WORK INSTRUCTIONS
The records below must be copied in full; omit the images.
## start
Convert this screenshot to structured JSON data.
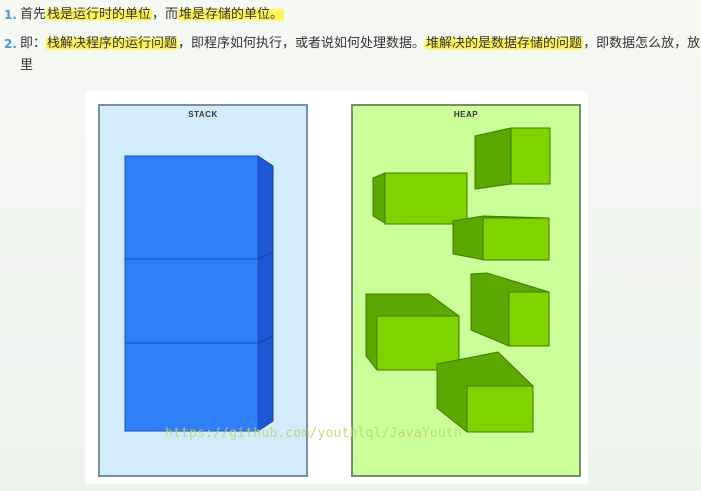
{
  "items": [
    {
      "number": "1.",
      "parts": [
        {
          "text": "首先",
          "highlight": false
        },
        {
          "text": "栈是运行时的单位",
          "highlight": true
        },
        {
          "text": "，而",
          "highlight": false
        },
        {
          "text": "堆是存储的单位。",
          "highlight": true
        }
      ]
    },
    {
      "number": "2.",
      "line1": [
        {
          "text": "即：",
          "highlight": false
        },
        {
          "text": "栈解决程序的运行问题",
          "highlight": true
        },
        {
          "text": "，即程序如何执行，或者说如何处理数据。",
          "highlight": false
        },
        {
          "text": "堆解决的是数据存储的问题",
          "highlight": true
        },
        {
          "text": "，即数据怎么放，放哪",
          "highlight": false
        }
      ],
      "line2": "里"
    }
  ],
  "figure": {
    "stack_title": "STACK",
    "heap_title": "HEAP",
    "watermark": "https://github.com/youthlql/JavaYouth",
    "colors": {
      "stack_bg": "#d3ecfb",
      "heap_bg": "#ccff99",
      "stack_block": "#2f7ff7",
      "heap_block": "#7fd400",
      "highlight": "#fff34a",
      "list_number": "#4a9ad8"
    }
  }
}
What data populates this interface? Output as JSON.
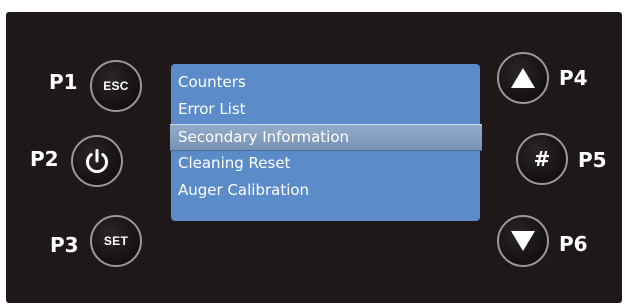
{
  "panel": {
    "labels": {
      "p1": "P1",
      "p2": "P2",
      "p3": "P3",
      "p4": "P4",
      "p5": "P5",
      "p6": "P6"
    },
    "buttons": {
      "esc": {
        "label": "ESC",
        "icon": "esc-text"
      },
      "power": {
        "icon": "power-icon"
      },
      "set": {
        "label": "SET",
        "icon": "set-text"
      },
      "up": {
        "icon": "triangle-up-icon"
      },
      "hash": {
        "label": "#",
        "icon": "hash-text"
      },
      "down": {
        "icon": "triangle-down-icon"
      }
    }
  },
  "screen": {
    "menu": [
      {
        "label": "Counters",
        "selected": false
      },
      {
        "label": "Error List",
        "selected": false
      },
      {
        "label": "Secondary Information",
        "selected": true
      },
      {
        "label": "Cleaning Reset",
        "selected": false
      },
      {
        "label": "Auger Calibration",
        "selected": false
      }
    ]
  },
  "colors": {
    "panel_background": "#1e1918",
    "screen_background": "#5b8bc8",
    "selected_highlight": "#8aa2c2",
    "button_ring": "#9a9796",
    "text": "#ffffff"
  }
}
## end
RESULT
Convert this screenshot to structured JSON data.
{
  "items": [
    {
      "number": "1.",
      "parts": [
        {
          "text": "首先",
          "highlight": false
        },
        {
          "text": "栈是运行时的单位",
          "highlight": true
        },
        {
          "text": "，而",
          "highlight": false
        },
        {
          "text": "堆是存储的单位。",
          "highlight": true
        }
      ]
    },
    {
      "number": "2.",
      "line1": [
        {
          "text": "即：",
          "highlight": false
        },
        {
          "text": "栈解决程序的运行问题",
          "highlight": true
        },
        {
          "text": "，即程序如何执行，或者说如何处理数据。",
          "highlight": false
        },
        {
          "text": "堆解决的是数据存储的问题",
          "highlight": true
        },
        {
          "text": "，即数据怎么放，放哪",
          "highlight": false
        }
      ],
      "line2": "里"
    }
  ],
  "figure": {
    "stack_title": "STACK",
    "heap_title": "HEAP",
    "watermark": "https://github.com/youthlql/JavaYouth",
    "colors": {
      "stack_bg": "#d3ecfb",
      "heap_bg": "#ccff99",
      "stack_block": "#2f7ff7",
      "heap_block": "#7fd400",
      "highlight": "#fff34a",
      "list_number": "#4a9ad8"
    }
  }
}
What data populates this interface? Output as JSON.
{
  "panel": {
    "labels": {
      "p1": "P1",
      "p2": "P2",
      "p3": "P3",
      "p4": "P4",
      "p5": "P5",
      "p6": "P6"
    },
    "buttons": {
      "esc": {
        "label": "ESC",
        "icon": "esc-text"
      },
      "power": {
        "icon": "power-icon"
      },
      "set": {
        "label": "SET",
        "icon": "set-text"
      },
      "up": {
        "icon": "triangle-up-icon"
      },
      "hash": {
        "label": "#",
        "icon": "hash-text"
      },
      "down": {
        "icon": "triangle-down-icon"
      }
    }
  },
  "screen": {
    "menu": [
      {
        "label": "Counters",
        "selected": false
      },
      {
        "label": "Error List",
        "selected": false
      },
      {
        "label": "Secondary Information",
        "selected": true
      },
      {
        "label": "Cleaning Reset",
        "selected": false
      },
      {
        "label": "Auger Calibration",
        "selected": false
      }
    ]
  },
  "colors": {
    "panel_background": "#1e1918",
    "screen_background": "#5b8bc8",
    "selected_highlight": "#8aa2c2",
    "button_ring": "#9a9796",
    "text": "#ffffff"
  }
}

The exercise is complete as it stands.